**Goal of the exercise:**
Extract the line that contains "Transcribe the text in this document." and every line after it to the end of the records below, exactly as written and nothing else.

%%

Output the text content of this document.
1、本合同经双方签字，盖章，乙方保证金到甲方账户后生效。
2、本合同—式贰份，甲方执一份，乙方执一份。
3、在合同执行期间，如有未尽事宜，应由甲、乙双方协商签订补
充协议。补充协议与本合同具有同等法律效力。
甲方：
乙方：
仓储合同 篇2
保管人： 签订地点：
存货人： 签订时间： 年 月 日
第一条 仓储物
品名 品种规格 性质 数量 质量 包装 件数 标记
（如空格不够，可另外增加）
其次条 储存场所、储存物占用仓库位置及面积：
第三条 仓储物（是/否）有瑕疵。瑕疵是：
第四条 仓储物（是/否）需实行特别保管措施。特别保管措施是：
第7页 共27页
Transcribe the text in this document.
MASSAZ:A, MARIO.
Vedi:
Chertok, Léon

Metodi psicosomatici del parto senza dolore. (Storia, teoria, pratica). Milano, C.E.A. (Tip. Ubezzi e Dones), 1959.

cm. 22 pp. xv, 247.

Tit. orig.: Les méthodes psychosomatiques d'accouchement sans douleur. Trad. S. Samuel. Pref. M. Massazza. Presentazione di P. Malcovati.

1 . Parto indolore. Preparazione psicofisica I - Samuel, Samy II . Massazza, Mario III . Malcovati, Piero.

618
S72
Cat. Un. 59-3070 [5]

%%

**Exercise response:**
Transcribe the text in this document.
MASSAZ:A, MARIO.
Vedi:
Chertok, Léon

Metodi psicosomatici del parto senza dolore. (Storia, teoria, pratica). Milano, C.E.A. (Tip. Ubezzi e Dones), 1959.

cm. 22 pp. xv, 247.

Tit. orig.: Les méthodes psychosomatiques d'accouchement sans douleur. Trad. S. Samuel. Pref. M. Massazza. Presentazione di P. Malcovati.

1 . Parto indolore. Preparazione psicofisica I - Samuel, Samy II . Massazza, Mario III . Malcovati, Piero.

618
S72
Cat. Un. 59-3070 [5]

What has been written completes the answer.